Your objective: Return all entries precisely as they stand, without the images.

=== Data entries ===

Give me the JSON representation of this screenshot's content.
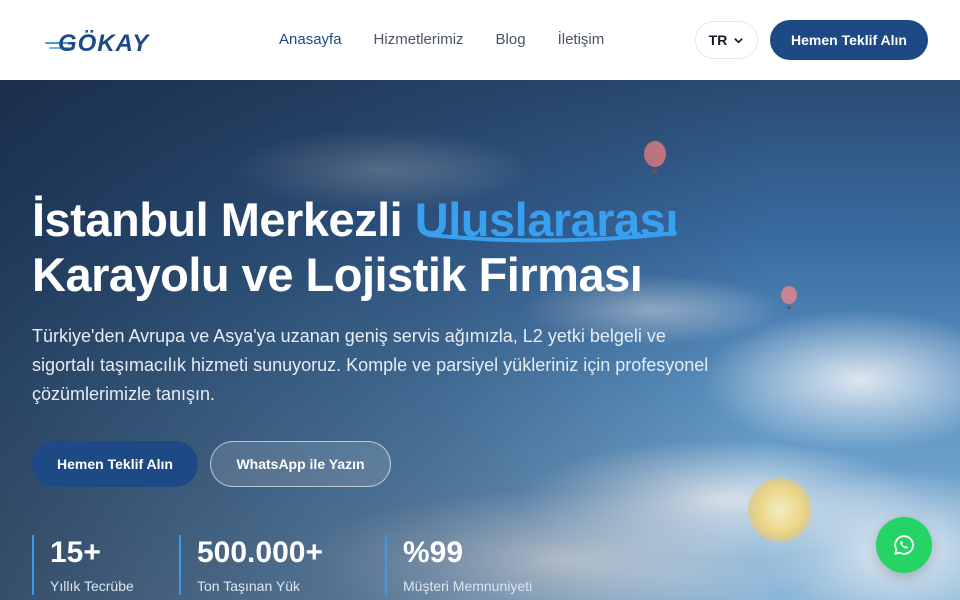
{
  "header": {
    "logo_text": "GÖKAY",
    "nav": [
      {
        "label": "Anasayfa",
        "active": true
      },
      {
        "label": "Hizmetlerimiz",
        "active": false
      },
      {
        "label": "Blog",
        "active": false
      },
      {
        "label": "İletişim",
        "active": false
      }
    ],
    "language": "TR",
    "cta_label": "Hemen Teklif Alın"
  },
  "hero": {
    "title_part1": "İstanbul Merkezli ",
    "title_highlight": "Uluslararası",
    "title_part2": "Karayolu ve Lojistik Firması",
    "description": "Türkiye'den Avrupa ve Asya'ya uzanan geniş servis ağımızla, L2 yetki belgeli ve sigortalı taşımacılık hizmeti sunuyoruz. Komple ve parsiyel yükleriniz için profesyonel çözümlerimizle tanışın.",
    "primary_button": "Hemen Teklif Alın",
    "secondary_button": "WhatsApp ile Yazın",
    "stats": [
      {
        "value": "15+",
        "label": "Yıllık Tecrübe"
      },
      {
        "value": "500.000+",
        "label": "Ton Taşınan Yük"
      },
      {
        "value": "%99",
        "label": "Müşteri Memnuniyeti"
      }
    ]
  },
  "colors": {
    "brand": "#1d4a85",
    "highlight": "#38a0f0",
    "whatsapp": "#25d366"
  },
  "icons": {
    "language_chevron": "chevron-down-icon",
    "floating_button": "whatsapp-icon"
  }
}
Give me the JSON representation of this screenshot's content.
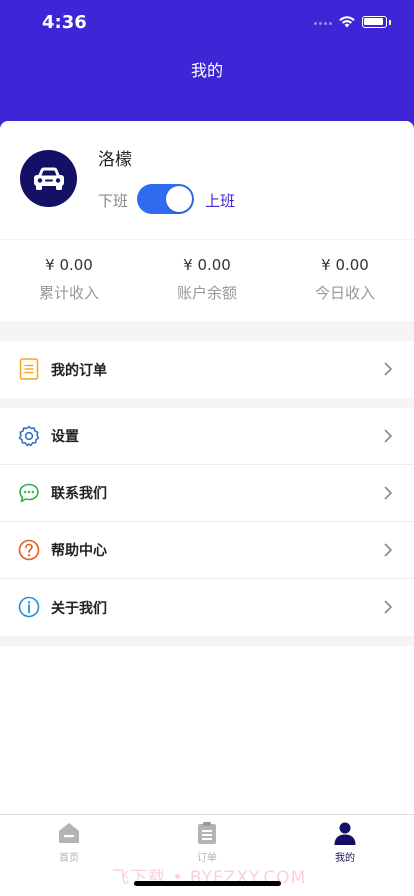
{
  "status_bar": {
    "time": "4:36"
  },
  "header": {
    "title": "我的"
  },
  "profile": {
    "name": "洛檬",
    "status_off_label": "下班",
    "status_on_label": "上班",
    "on_duty": true,
    "avatar_icon": "car-icon"
  },
  "stats": [
    {
      "value": "¥ 0.00",
      "label": "累计收入"
    },
    {
      "value": "¥ 0.00",
      "label": "账户余额"
    },
    {
      "value": "¥ 0.00",
      "label": "今日收入"
    }
  ],
  "menu": {
    "orders": {
      "label": "我的订单",
      "icon": "document-icon"
    },
    "settings": {
      "label": "设置",
      "icon": "gear-icon"
    },
    "contact": {
      "label": "联系我们",
      "icon": "chat-icon"
    },
    "help": {
      "label": "帮助中心",
      "icon": "question-icon"
    },
    "about": {
      "label": "关于我们",
      "icon": "info-icon"
    }
  },
  "tabbar": [
    {
      "label": "首页",
      "icon": "home-icon",
      "active": false
    },
    {
      "label": "订单",
      "icon": "clipboard-icon",
      "active": false
    },
    {
      "label": "我的",
      "icon": "user-icon",
      "active": true
    }
  ],
  "watermark": "飞下载 • BYFZXY.COM",
  "colors": {
    "brand": "#3d26d6",
    "toggle_on": "#2f6cf0",
    "tab_active": "#141066"
  }
}
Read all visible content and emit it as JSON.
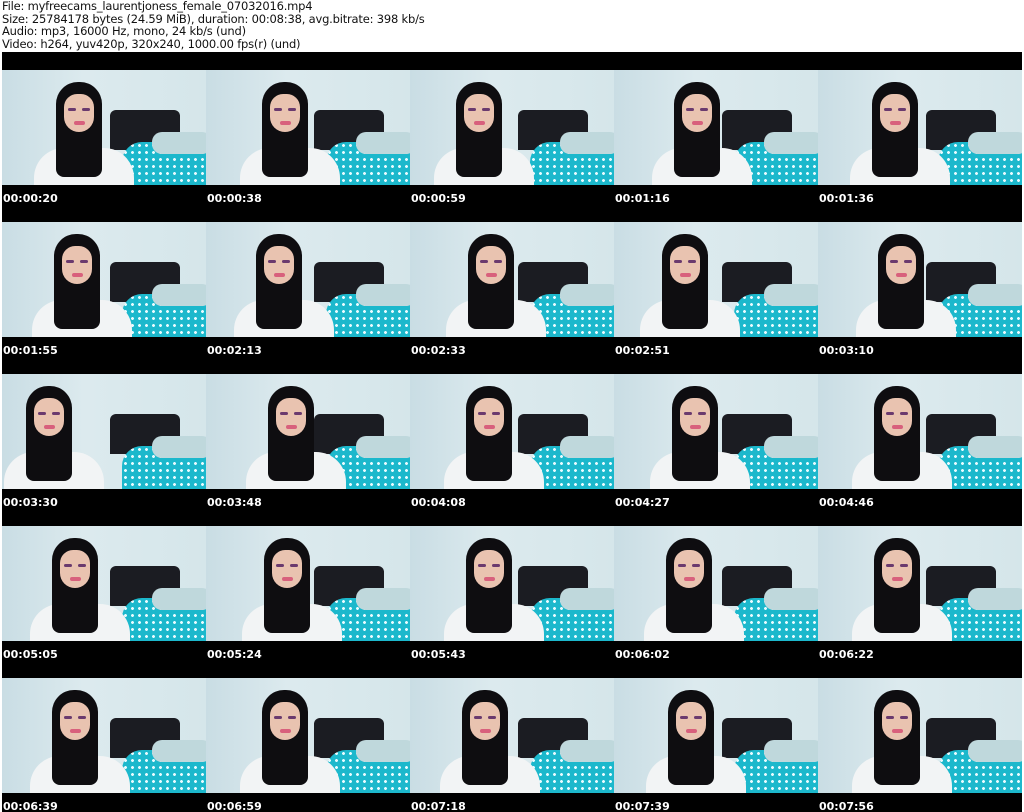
{
  "header": {
    "file": "File: myfreecams_laurentjoness_female_07032016.mp4",
    "size": "Size: 25784178 bytes (24.59 MiB), duration: 00:08:38, avg.bitrate: 398 kb/s",
    "audio": "Audio: mp3, 16000 Hz, mono, 24 kb/s (und)",
    "video": "Video: h264, yuv420p, 320x240, 1000.00 fps(r) (und)"
  },
  "thumbnails": [
    "00:00:20",
    "00:00:38",
    "00:00:59",
    "00:01:16",
    "00:01:36",
    "00:01:55",
    "00:02:13",
    "00:02:33",
    "00:02:51",
    "00:03:10",
    "00:03:30",
    "00:03:48",
    "00:04:08",
    "00:04:27",
    "00:04:46",
    "00:05:05",
    "00:05:24",
    "00:05:43",
    "00:06:02",
    "00:06:22",
    "00:06:39",
    "00:06:59",
    "00:07:18",
    "00:07:39",
    "00:07:56"
  ],
  "colors": {
    "background": "#000000",
    "wall": "#d5e6ea",
    "bedding": "#1cb8cc",
    "headboard": "#1b1c22"
  }
}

===

Written answer:
Give me the JSON representation of this screenshot's content.
{
  "header": {
    "logo_text": "GÖKAY",
    "nav": [
      {
        "label": "Anasayfa",
        "active": true
      },
      {
        "label": "Hizmetlerimiz",
        "active": false
      },
      {
        "label": "Blog",
        "active": false
      },
      {
        "label": "İletişim",
        "active": false
      }
    ],
    "language": "TR",
    "cta_label": "Hemen Teklif Alın"
  },
  "hero": {
    "title_part1": "İstanbul Merkezli ",
    "title_highlight": "Uluslararası",
    "title_part2": "Karayolu ve Lojistik Firması",
    "description": "Türkiye'den Avrupa ve Asya'ya uzanan geniş servis ağımızla, L2 yetki belgeli ve sigortalı taşımacılık hizmeti sunuyoruz. Komple ve parsiyel yükleriniz için profesyonel çözümlerimizle tanışın.",
    "primary_button": "Hemen Teklif Alın",
    "secondary_button": "WhatsApp ile Yazın",
    "stats": [
      {
        "value": "15+",
        "label": "Yıllık Tecrübe"
      },
      {
        "value": "500.000+",
        "label": "Ton Taşınan Yük"
      },
      {
        "value": "%99",
        "label": "Müşteri Memnuniyeti"
      }
    ]
  },
  "colors": {
    "brand": "#1d4a85",
    "highlight": "#38a0f0",
    "whatsapp": "#25d366"
  },
  "icons": {
    "language_chevron": "chevron-down-icon",
    "floating_button": "whatsapp-icon"
  }
}
Give me the JSON representation of this screenshot's content.
{
  "status_bar": {
    "time": "4:36"
  },
  "header": {
    "title": "我的"
  },
  "profile": {
    "name": "洛檬",
    "status_off_label": "下班",
    "status_on_label": "上班",
    "on_duty": true,
    "avatar_icon": "car-icon"
  },
  "stats": [
    {
      "value": "¥ 0.00",
      "label": "累计收入"
    },
    {
      "value": "¥ 0.00",
      "label": "账户余额"
    },
    {
      "value": "¥ 0.00",
      "label": "今日收入"
    }
  ],
  "menu": {
    "orders": {
      "label": "我的订单",
      "icon": "document-icon"
    },
    "settings": {
      "label": "设置",
      "icon": "gear-icon"
    },
    "contact": {
      "label": "联系我们",
      "icon": "chat-icon"
    },
    "help": {
      "label": "帮助中心",
      "icon": "question-icon"
    },
    "about": {
      "label": "关于我们",
      "icon": "info-icon"
    }
  },
  "tabbar": [
    {
      "label": "首页",
      "icon": "home-icon",
      "active": false
    },
    {
      "label": "订单",
      "icon": "clipboard-icon",
      "active": false
    },
    {
      "label": "我的",
      "icon": "user-icon",
      "active": true
    }
  ],
  "watermark": "飞下载 • BYFZXY.COM",
  "colors": {
    "brand": "#3d26d6",
    "toggle_on": "#2f6cf0",
    "tab_active": "#141066"
  }
}
Read all visible content and emit it as JSON.
{
  "header": {
    "file": "File: myfreecams_laurentjoness_female_07032016.mp4",
    "size": "Size: 25784178 bytes (24.59 MiB), duration: 00:08:38, avg.bitrate: 398 kb/s",
    "audio": "Audio: mp3, 16000 Hz, mono, 24 kb/s (und)",
    "video": "Video: h264, yuv420p, 320x240, 1000.00 fps(r) (und)"
  },
  "thumbnails": [
    "00:00:20",
    "00:00:38",
    "00:00:59",
    "00:01:16",
    "00:01:36",
    "00:01:55",
    "00:02:13",
    "00:02:33",
    "00:02:51",
    "00:03:10",
    "00:03:30",
    "00:03:48",
    "00:04:08",
    "00:04:27",
    "00:04:46",
    "00:05:05",
    "00:05:24",
    "00:05:43",
    "00:06:02",
    "00:06:22",
    "00:06:39",
    "00:06:59",
    "00:07:18",
    "00:07:39",
    "00:07:56"
  ],
  "colors": {
    "background": "#000000",
    "wall": "#d5e6ea",
    "bedding": "#1cb8cc",
    "headboard": "#1b1c22"
  }
}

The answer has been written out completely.